* WHAT YOU WILL DO:
Print every entry, word for word, and skip the images.
%%
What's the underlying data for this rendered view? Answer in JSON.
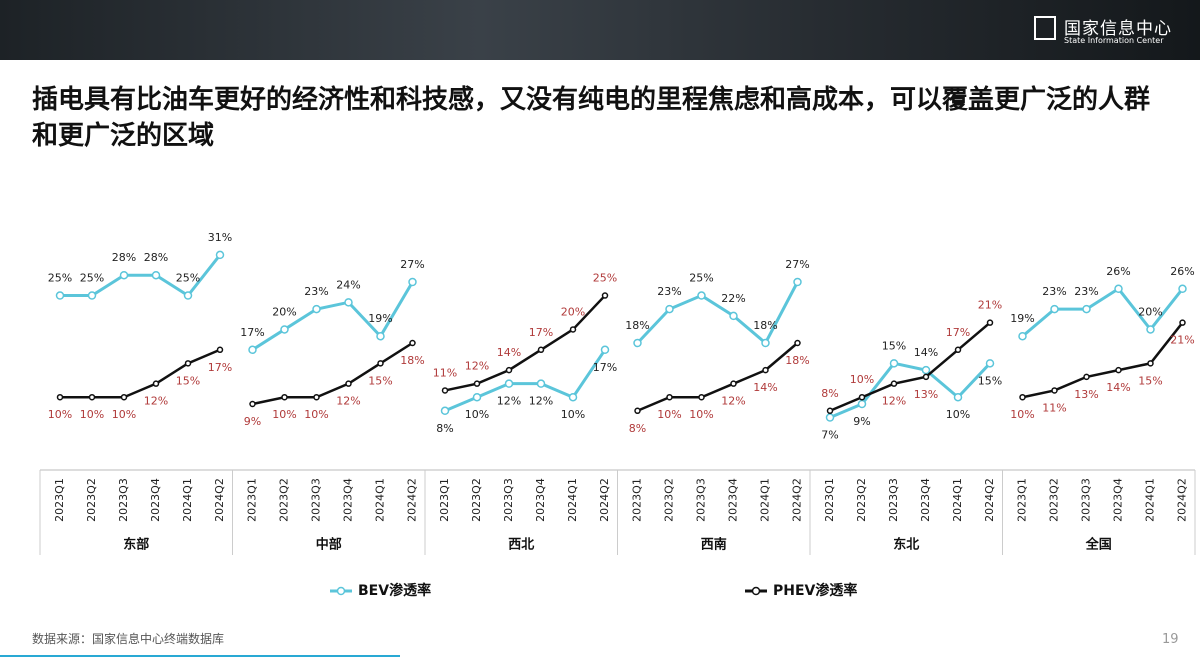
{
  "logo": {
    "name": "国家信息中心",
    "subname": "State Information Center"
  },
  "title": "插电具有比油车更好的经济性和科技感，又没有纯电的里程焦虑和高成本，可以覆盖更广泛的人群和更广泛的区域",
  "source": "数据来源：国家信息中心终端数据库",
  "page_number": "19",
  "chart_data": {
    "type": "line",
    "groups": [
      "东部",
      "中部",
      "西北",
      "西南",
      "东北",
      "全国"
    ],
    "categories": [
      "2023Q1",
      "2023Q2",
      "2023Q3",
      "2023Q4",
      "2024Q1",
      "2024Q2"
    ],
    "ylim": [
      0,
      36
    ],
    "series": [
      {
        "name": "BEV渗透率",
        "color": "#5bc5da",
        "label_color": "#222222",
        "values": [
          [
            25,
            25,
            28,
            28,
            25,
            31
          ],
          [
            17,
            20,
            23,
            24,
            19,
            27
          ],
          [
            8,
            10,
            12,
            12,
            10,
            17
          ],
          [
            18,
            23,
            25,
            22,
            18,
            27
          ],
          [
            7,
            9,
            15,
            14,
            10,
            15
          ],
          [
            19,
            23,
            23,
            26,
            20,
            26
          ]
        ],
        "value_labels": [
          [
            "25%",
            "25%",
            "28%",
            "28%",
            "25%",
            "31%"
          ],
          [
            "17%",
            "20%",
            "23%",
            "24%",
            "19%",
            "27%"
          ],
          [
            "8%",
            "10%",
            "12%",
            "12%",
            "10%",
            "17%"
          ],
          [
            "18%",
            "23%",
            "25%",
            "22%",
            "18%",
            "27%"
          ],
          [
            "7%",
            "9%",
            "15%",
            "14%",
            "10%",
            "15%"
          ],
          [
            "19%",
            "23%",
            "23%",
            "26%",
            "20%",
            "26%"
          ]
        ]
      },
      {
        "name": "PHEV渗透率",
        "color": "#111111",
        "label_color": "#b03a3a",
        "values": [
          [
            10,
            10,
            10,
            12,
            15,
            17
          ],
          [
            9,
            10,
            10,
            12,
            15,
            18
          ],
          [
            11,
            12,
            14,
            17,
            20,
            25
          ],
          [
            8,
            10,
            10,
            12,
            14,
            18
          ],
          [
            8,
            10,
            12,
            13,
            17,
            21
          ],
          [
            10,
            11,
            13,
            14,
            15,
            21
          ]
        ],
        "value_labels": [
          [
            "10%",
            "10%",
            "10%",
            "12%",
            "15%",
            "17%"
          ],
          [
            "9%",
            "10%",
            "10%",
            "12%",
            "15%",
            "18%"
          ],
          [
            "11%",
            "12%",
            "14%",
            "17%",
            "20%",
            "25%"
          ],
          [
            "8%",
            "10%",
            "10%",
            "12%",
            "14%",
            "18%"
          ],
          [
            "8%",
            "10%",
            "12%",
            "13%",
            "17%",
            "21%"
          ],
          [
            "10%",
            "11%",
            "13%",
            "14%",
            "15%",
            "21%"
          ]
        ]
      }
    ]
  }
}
%%
* FINAL RESULT:
What's the underlying data for this rendered view? Answer in JSON.
{
  "logo": {
    "name": "国家信息中心",
    "subname": "State Information Center"
  },
  "title": "插电具有比油车更好的经济性和科技感，又没有纯电的里程焦虑和高成本，可以覆盖更广泛的人群和更广泛的区域",
  "source": "数据来源：国家信息中心终端数据库",
  "page_number": "19",
  "chart_data": {
    "type": "line",
    "groups": [
      "东部",
      "中部",
      "西北",
      "西南",
      "东北",
      "全国"
    ],
    "categories": [
      "2023Q1",
      "2023Q2",
      "2023Q3",
      "2023Q4",
      "2024Q1",
      "2024Q2"
    ],
    "ylim": [
      0,
      36
    ],
    "series": [
      {
        "name": "BEV渗透率",
        "color": "#5bc5da",
        "label_color": "#222222",
        "values": [
          [
            25,
            25,
            28,
            28,
            25,
            31
          ],
          [
            17,
            20,
            23,
            24,
            19,
            27
          ],
          [
            8,
            10,
            12,
            12,
            10,
            17
          ],
          [
            18,
            23,
            25,
            22,
            18,
            27
          ],
          [
            7,
            9,
            15,
            14,
            10,
            15
          ],
          [
            19,
            23,
            23,
            26,
            20,
            26
          ]
        ],
        "value_labels": [
          [
            "25%",
            "25%",
            "28%",
            "28%",
            "25%",
            "31%"
          ],
          [
            "17%",
            "20%",
            "23%",
            "24%",
            "19%",
            "27%"
          ],
          [
            "8%",
            "10%",
            "12%",
            "12%",
            "10%",
            "17%"
          ],
          [
            "18%",
            "23%",
            "25%",
            "22%",
            "18%",
            "27%"
          ],
          [
            "7%",
            "9%",
            "15%",
            "14%",
            "10%",
            "15%"
          ],
          [
            "19%",
            "23%",
            "23%",
            "26%",
            "20%",
            "26%"
          ]
        ]
      },
      {
        "name": "PHEV渗透率",
        "color": "#111111",
        "label_color": "#b03a3a",
        "values": [
          [
            10,
            10,
            10,
            12,
            15,
            17
          ],
          [
            9,
            10,
            10,
            12,
            15,
            18
          ],
          [
            11,
            12,
            14,
            17,
            20,
            25
          ],
          [
            8,
            10,
            10,
            12,
            14,
            18
          ],
          [
            8,
            10,
            12,
            13,
            17,
            21
          ],
          [
            10,
            11,
            13,
            14,
            15,
            21
          ]
        ],
        "value_labels": [
          [
            "10%",
            "10%",
            "10%",
            "12%",
            "15%",
            "17%"
          ],
          [
            "9%",
            "10%",
            "10%",
            "12%",
            "15%",
            "18%"
          ],
          [
            "11%",
            "12%",
            "14%",
            "17%",
            "20%",
            "25%"
          ],
          [
            "8%",
            "10%",
            "10%",
            "12%",
            "14%",
            "18%"
          ],
          [
            "8%",
            "10%",
            "12%",
            "13%",
            "17%",
            "21%"
          ],
          [
            "10%",
            "11%",
            "13%",
            "14%",
            "15%",
            "21%"
          ]
        ]
      }
    ]
  }
}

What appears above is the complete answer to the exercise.